* What you need to do *
In the entries below, identify every line with the string "xlabel" and copy it.

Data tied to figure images
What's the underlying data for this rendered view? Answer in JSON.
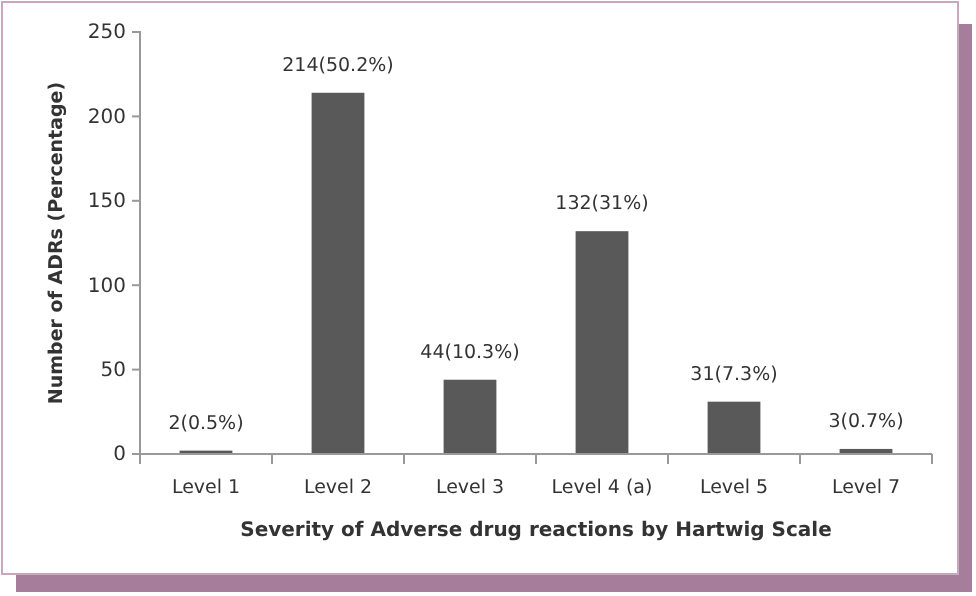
{
  "chart_data": {
    "type": "bar",
    "xlabel": "Severity of Adverse drug reactions by Hartwig Scale",
    "ylabel": "Number of ADRs (Percentage)",
    "categories": [
      "Level 1",
      "Level 2",
      "Level 3",
      "Level 4 (a)",
      "Level 5",
      "Level 7"
    ],
    "values": [
      2,
      214,
      44,
      132,
      31,
      3
    ],
    "color": "#595959",
    "value_labels": [
      "2(0.5%)",
      "214(50.2%)",
      "44(10.3%)",
      "132(31%)",
      "31(7.3%)",
      "3(0.7%)"
    ],
    "ylim": [
      0,
      250
    ],
    "yticks": [
      0,
      50,
      100,
      150,
      200,
      250
    ],
    "grid": false
  }
}
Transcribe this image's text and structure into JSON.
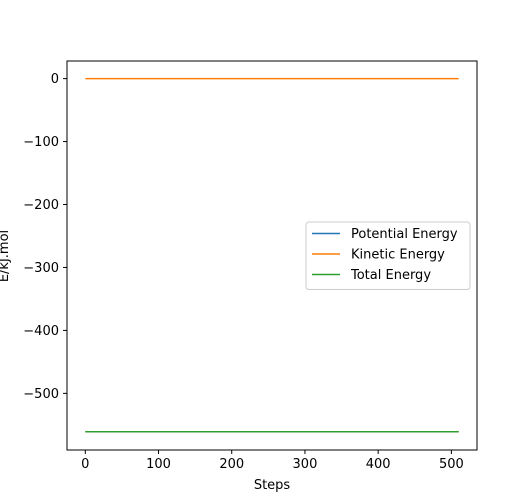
{
  "chart_data": {
    "type": "line",
    "title": "",
    "xlabel": "Steps",
    "ylabel": "E/kJ.mol",
    "xlim": [
      -25,
      535
    ],
    "ylim": [
      -590,
      28
    ],
    "xticks": [
      0,
      100,
      200,
      300,
      400,
      500
    ],
    "yticks": [
      0,
      -100,
      -200,
      -300,
      -400,
      -500
    ],
    "xtick_labels": [
      "0",
      "100",
      "200",
      "300",
      "400",
      "500"
    ],
    "ytick_labels": [
      "0",
      "−100",
      "−200",
      "−300",
      "−400",
      "−500"
    ],
    "grid": false,
    "legend_position": "center-right",
    "series": [
      {
        "name": "Potential Energy",
        "color": "#1f77b4",
        "x": [
          0,
          510
        ],
        "y": [
          -561,
          -561
        ]
      },
      {
        "name": "Kinetic Energy",
        "color": "#ff7f0e",
        "x": [
          0,
          510
        ],
        "y": [
          0,
          0
        ]
      },
      {
        "name": "Total Energy",
        "color": "#2ca02c",
        "x": [
          0,
          510
        ],
        "y": [
          -561,
          -561
        ]
      }
    ]
  }
}
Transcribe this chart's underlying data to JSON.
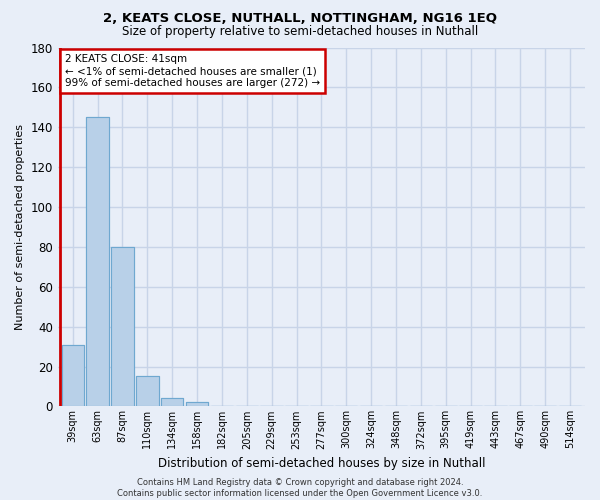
{
  "title": "2, KEATS CLOSE, NUTHALL, NOTTINGHAM, NG16 1EQ",
  "subtitle": "Size of property relative to semi-detached houses in Nuthall",
  "xlabel": "Distribution of semi-detached houses by size in Nuthall",
  "ylabel": "Number of semi-detached properties",
  "categories": [
    "39sqm",
    "63sqm",
    "87sqm",
    "110sqm",
    "134sqm",
    "158sqm",
    "182sqm",
    "205sqm",
    "229sqm",
    "253sqm",
    "277sqm",
    "300sqm",
    "324sqm",
    "348sqm",
    "372sqm",
    "395sqm",
    "419sqm",
    "443sqm",
    "467sqm",
    "490sqm",
    "514sqm"
  ],
  "values": [
    31,
    145,
    80,
    15,
    4,
    2,
    0,
    0,
    0,
    0,
    0,
    0,
    0,
    0,
    0,
    0,
    0,
    0,
    0,
    0,
    0
  ],
  "bar_color": "#b8d0e8",
  "bar_edge_color": "#6fa8d0",
  "ylim": [
    0,
    180
  ],
  "yticks": [
    0,
    20,
    40,
    60,
    80,
    100,
    120,
    140,
    160,
    180
  ],
  "annotation_line1": "2 KEATS CLOSE: 41sqm",
  "annotation_line2": "← <1% of semi-detached houses are smaller (1)",
  "annotation_line3": "99% of semi-detached houses are larger (272) →",
  "annotation_box_color": "#ffffff",
  "annotation_box_edge_color": "#cc0000",
  "red_line_x": -0.5,
  "background_color": "#e8eef8",
  "grid_color": "#c8d4e8",
  "footer": "Contains HM Land Registry data © Crown copyright and database right 2024.\nContains public sector information licensed under the Open Government Licence v3.0."
}
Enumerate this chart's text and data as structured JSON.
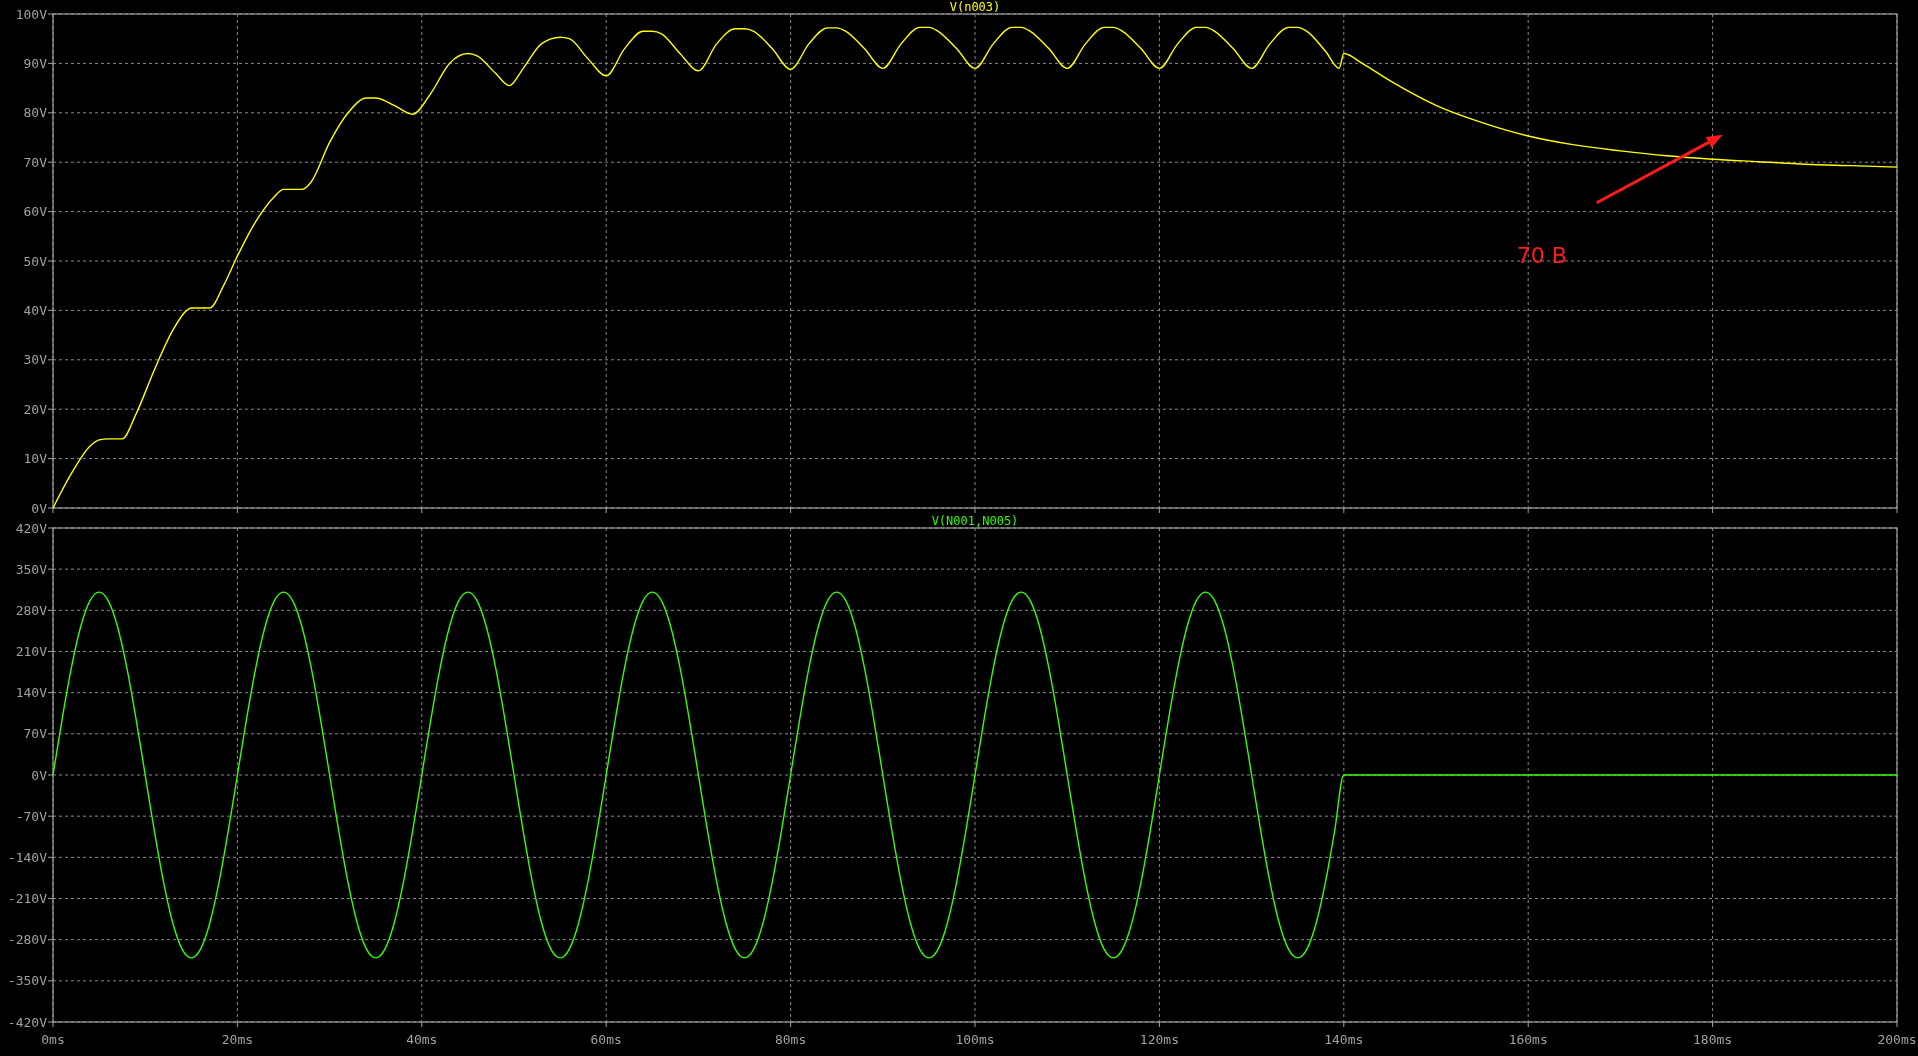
{
  "chart_data": [
    {
      "type": "line",
      "tick_labels": "y",
      "grid": true,
      "xlim": [
        0,
        200
      ],
      "xticks": [
        {
          "value": 0,
          "label": null
        },
        {
          "value": 20,
          "label": null
        },
        {
          "value": 40,
          "label": null
        },
        {
          "value": 60,
          "label": null
        },
        {
          "value": 80,
          "label": null
        },
        {
          "value": 100,
          "label": null
        },
        {
          "value": 120,
          "label": null
        },
        {
          "value": 140,
          "label": null
        },
        {
          "value": 160,
          "label": null
        },
        {
          "value": 180,
          "label": null
        },
        {
          "value": 200,
          "label": null
        }
      ],
      "ylim": [
        0,
        100
      ],
      "yticks": [
        {
          "value": 0,
          "label": "0V"
        },
        {
          "value": 10,
          "label": "10V"
        },
        {
          "value": 20,
          "label": "20V"
        },
        {
          "value": 30,
          "label": "30V"
        },
        {
          "value": 40,
          "label": "40V"
        },
        {
          "value": 50,
          "label": "50V"
        },
        {
          "value": 60,
          "label": "60V"
        },
        {
          "value": 70,
          "label": "70V"
        },
        {
          "value": 80,
          "label": "80V"
        },
        {
          "value": 90,
          "label": "90V"
        },
        {
          "value": 100,
          "label": "100V"
        }
      ],
      "annotations": [
        "70 В"
      ],
      "series": [
        {
          "name": "V(n003)",
          "color": "#ffff00",
          "x": [
            0,
            2,
            4,
            5,
            6,
            7.5,
            9,
            11,
            13,
            14.5,
            15,
            17,
            18.5,
            20,
            22,
            24,
            25,
            27,
            28,
            30,
            32,
            34,
            35,
            37,
            39,
            41,
            43,
            45,
            46,
            48,
            49.5,
            51,
            53,
            55,
            56,
            58,
            60,
            62,
            64,
            65,
            66,
            68,
            70,
            72,
            74,
            75,
            76,
            78,
            80,
            82,
            84,
            85,
            86,
            88,
            90,
            92,
            94,
            95,
            96,
            98,
            100,
            102,
            104,
            105,
            106,
            108,
            110,
            112,
            114,
            115,
            116,
            118,
            120,
            122,
            124,
            125,
            126,
            128,
            130,
            132,
            134,
            135,
            136,
            138,
            139.5,
            140,
            142,
            145,
            150,
            155,
            160,
            165,
            170,
            175,
            180,
            185,
            190,
            195,
            200
          ],
          "values": [
            0,
            7,
            12.5,
            13.8,
            14,
            14,
            19,
            28,
            36,
            40,
            40.5,
            40.5,
            45,
            51,
            58,
            63,
            64.5,
            64.5,
            66,
            74,
            80,
            83,
            83,
            81.5,
            79.7,
            84,
            90,
            92,
            91.5,
            88,
            85.5,
            89,
            94,
            95.3,
            95,
            91,
            87.5,
            93,
            96.5,
            96.5,
            96,
            92,
            88.5,
            94,
            97,
            97,
            96.5,
            93,
            88.8,
            94,
            97.2,
            97.2,
            96.5,
            93,
            89,
            94,
            97.3,
            97.3,
            96.5,
            93,
            89,
            94,
            97.3,
            97.3,
            96.5,
            93,
            89,
            94,
            97.3,
            97.3,
            96.5,
            93,
            89,
            94,
            97.3,
            97.3,
            96.5,
            93,
            89,
            94,
            97.3,
            97.3,
            96.5,
            92.5,
            89,
            92,
            90,
            86.5,
            81.5,
            78,
            75.3,
            73.5,
            72.3,
            71.3,
            70.6,
            70.1,
            69.6,
            69.3,
            69
          ]
        }
      ]
    },
    {
      "type": "line",
      "grid": true,
      "xlim": [
        0,
        200
      ],
      "xticks": [
        {
          "value": 0,
          "label": "0ms"
        },
        {
          "value": 20,
          "label": "20ms"
        },
        {
          "value": 40,
          "label": "40ms"
        },
        {
          "value": 60,
          "label": "60ms"
        },
        {
          "value": 80,
          "label": "80ms"
        },
        {
          "value": 100,
          "label": "100ms"
        },
        {
          "value": 120,
          "label": "120ms"
        },
        {
          "value": 140,
          "label": "140ms"
        },
        {
          "value": 160,
          "label": "160ms"
        },
        {
          "value": 180,
          "label": "180ms"
        },
        {
          "value": 200,
          "label": "200ms"
        }
      ],
      "ylim": [
        -420,
        420
      ],
      "yticks": [
        {
          "value": -420,
          "label": "-420V"
        },
        {
          "value": -350,
          "label": "-350V"
        },
        {
          "value": -280,
          "label": "-280V"
        },
        {
          "value": -210,
          "label": "-210V"
        },
        {
          "value": -140,
          "label": "-140V"
        },
        {
          "value": -70,
          "label": "-70V"
        },
        {
          "value": 0,
          "label": "0V"
        },
        {
          "value": 70,
          "label": "70V"
        },
        {
          "value": 140,
          "label": "140V"
        },
        {
          "value": 210,
          "label": "210V"
        },
        {
          "value": 280,
          "label": "280V"
        },
        {
          "value": 350,
          "label": "350V"
        },
        {
          "value": 420,
          "label": "420V"
        }
      ],
      "series": [
        {
          "name": "V(N001,N005)",
          "color": "#33ff00",
          "x": [
            0,
            1,
            2,
            3,
            4,
            5,
            6,
            7,
            8,
            9,
            10,
            11,
            12,
            13,
            14,
            15,
            16,
            17,
            18,
            19,
            20,
            21,
            22,
            23,
            24,
            25,
            26,
            27,
            28,
            29,
            30,
            31,
            32,
            33,
            34,
            35,
            36,
            37,
            38,
            39,
            40,
            41,
            42,
            43,
            44,
            45,
            46,
            47,
            48,
            49,
            50,
            51,
            52,
            53,
            54,
            55,
            56,
            57,
            58,
            59,
            60,
            61,
            62,
            63,
            64,
            65,
            66,
            67,
            68,
            69,
            70,
            71,
            72,
            73,
            74,
            75,
            76,
            77,
            78,
            79,
            80,
            81,
            82,
            83,
            84,
            85,
            86,
            87,
            88,
            89,
            90,
            91,
            92,
            93,
            94,
            95,
            96,
            97,
            98,
            99,
            100,
            101,
            102,
            103,
            104,
            105,
            106,
            107,
            108,
            109,
            110,
            111,
            112,
            113,
            114,
            115,
            116,
            117,
            118,
            119,
            120,
            121,
            122,
            123,
            124,
            125,
            126,
            127,
            128,
            129,
            130,
            131,
            132,
            133,
            134,
            135,
            136,
            137,
            138,
            139,
            140,
            200
          ],
          "values": [
            0,
            96,
            183,
            252,
            296,
            311,
            296,
            252,
            183,
            96,
            0,
            -96,
            -183,
            -252,
            -296,
            -311,
            -296,
            -252,
            -183,
            -96,
            0,
            96,
            183,
            252,
            296,
            311,
            296,
            252,
            183,
            96,
            0,
            -96,
            -183,
            -252,
            -296,
            -311,
            -296,
            -252,
            -183,
            -96,
            0,
            96,
            183,
            252,
            296,
            311,
            296,
            252,
            183,
            96,
            0,
            -96,
            -183,
            -252,
            -296,
            -311,
            -296,
            -252,
            -183,
            -96,
            0,
            96,
            183,
            252,
            296,
            311,
            296,
            252,
            183,
            96,
            0,
            -96,
            -183,
            -252,
            -296,
            -311,
            -296,
            -252,
            -183,
            -96,
            0,
            96,
            183,
            252,
            296,
            311,
            296,
            252,
            183,
            96,
            0,
            -96,
            -183,
            -252,
            -296,
            -311,
            -296,
            -252,
            -183,
            -96,
            0,
            96,
            183,
            252,
            296,
            311,
            296,
            252,
            183,
            96,
            0,
            -96,
            -183,
            -252,
            -296,
            -311,
            -296,
            -252,
            -183,
            -96,
            0,
            96,
            183,
            252,
            296,
            311,
            296,
            252,
            183,
            96,
            0,
            -96,
            -183,
            -252,
            -296,
            -311,
            -296,
            -252,
            -183,
            -96,
            0,
            0
          ]
        }
      ]
    }
  ]
}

* Worked solution *
    "xlabel": "Severity of Adverse drug reactions by Hartwig Scale",
    "xlabel": "Steps",
  "xlabel": "Distribution of semi-detached houses by size in Nuthall",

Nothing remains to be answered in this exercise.